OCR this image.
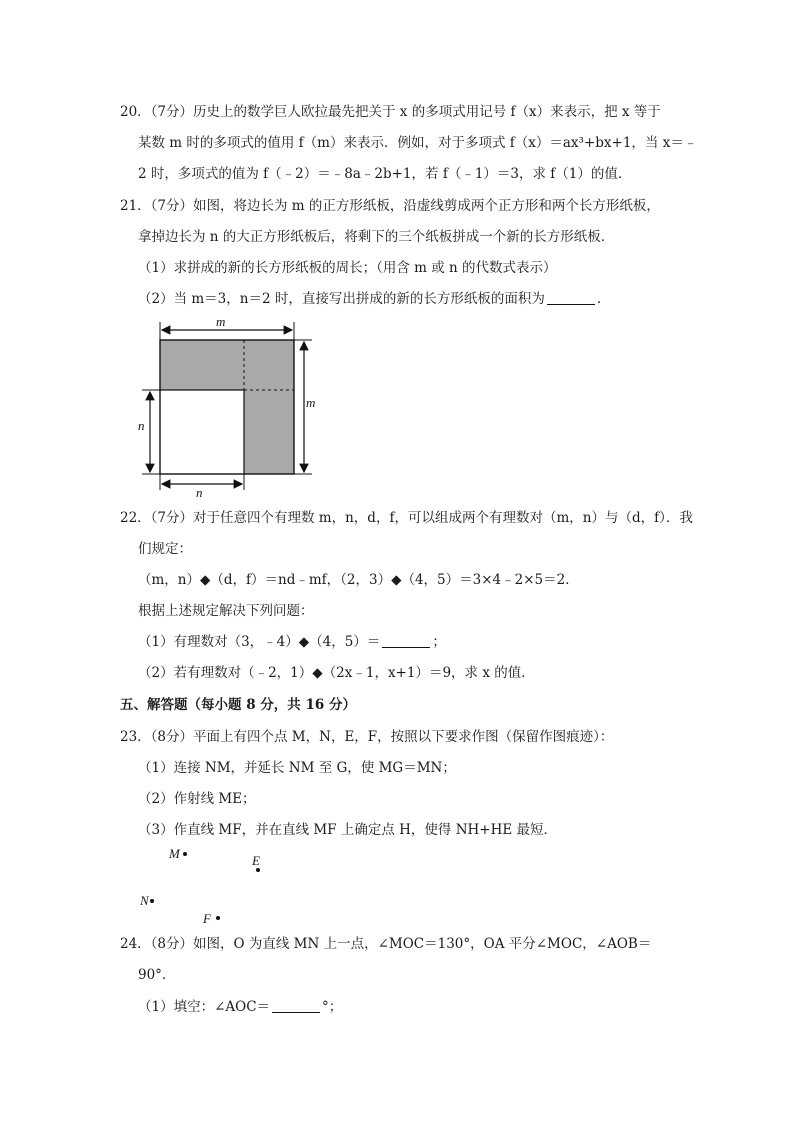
20．（7分）历史上的数学巨人欧拉最先把关于 x 的多项式用记号 f（x）来表示，把 x 等于
某数 m 时的多项式的值用 f（m）来表示．例如，对于多项式 f（x）＝ax³+bx+1，当 x＝﹣
2 时，多项式的值为 f（﹣2）＝﹣8a﹣2b+1，若 f（﹣1）＝3，求 f（1）的值．
21．（7分）如图，将边长为 m 的正方形纸板，沿虚线剪成两个正方形和两个长方形纸板，
拿掉边长为 n 的大正方形纸板后，将剩下的三个纸板拼成一个新的长方形纸板．
（1）求拼成的新的长方形纸板的周长；（用含 m 或 n 的代数式表示）
（2）当 m＝3，n＝2 时，直接写出拼成的新的长方形纸板的面积为	．
m
m
n
n
22．（7分）对于任意四个有理数 m，n，d，f，可以组成两个有理数对（m，n）与（d，f）．我
们规定：
（m，n）◆（d，f）＝nd﹣mf，（2，3）◆（4，5）＝3×4﹣2×5＝2．
根据上述规定解决下列问题：
（1）有理数对（3，﹣4）◆（4，5）＝	；
（2）若有理数对（﹣2，1）◆（2x﹣1，x+1）＝9，求 x 的值．
五、解答题（每小题 8 分，共 16 分）
23．（8分）平面上有四个点 M，N，E，F，按照以下要求作图（保留作图痕迹）：
（1）连接 NM，并延长 NM 至 G，使 MG＝MN；
（2）作射线 ME；
（3）作直线 MF，并在直线 MF 上确定点 H，使得 NH+HE 最短．
M	E
N
F
24．（8分）如图，O 为直线 MN 上一点，∠MOC＝130°，OA 平分∠MOC，∠AOB＝
90°．
（1）填空：∠AOC＝	°；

● ● ● ● ● ● ●

→ Stated exercise:
Reproduce every line of the material precisely, omitting its pictures.

→ Result of the exercise:
OCR this image.
20．（7分）历史上的数学巨人欧拉最先把关于 x 的多项式用记号 f（x）来表示，把 x 等于
某数 m 时的多项式的值用 f（m）来表示．例如，对于多项式 f（x）＝ax³+bx+1，当 x＝﹣
2 时，多项式的值为 f（﹣2）＝﹣8a﹣2b+1，若 f（﹣1）＝3，求 f（1）的值．
21．（7分）如图，将边长为 m 的正方形纸板，沿虚线剪成两个正方形和两个长方形纸板，
拿掉边长为 n 的大正方形纸板后，将剩下的三个纸板拼成一个新的长方形纸板．
（1）求拼成的新的长方形纸板的周长；（用含 m 或 n 的代数式表示）
（2）当 m＝3，n＝2 时，直接写出拼成的新的长方形纸板的面积为	．
m
m
n
n
22．（7分）对于任意四个有理数 m，n，d，f，可以组成两个有理数对（m，n）与（d，f）．我
们规定：
（m，n）◆（d，f）＝nd﹣mf，（2，3）◆（4，5）＝3×4﹣2×5＝2．
根据上述规定解决下列问题：
（1）有理数对（3，﹣4）◆（4，5）＝	；
（2）若有理数对（﹣2，1）◆（2x﹣1，x+1）＝9，求 x 的值．
五、解答题（每小题 8 分，共 16 分）
23．（8分）平面上有四个点 M，N，E，F，按照以下要求作图（保留作图痕迹）：
（1）连接 NM，并延长 NM 至 G，使 MG＝MN；
（2）作射线 ME；
（3）作直线 MF，并在直线 MF 上确定点 H，使得 NH+HE 最短．
M	E
N
F
24．（8分）如图，O 为直线 MN 上一点，∠MOC＝130°，OA 平分∠MOC，∠AOB＝
90°．
（1）填空：∠AOC＝	°；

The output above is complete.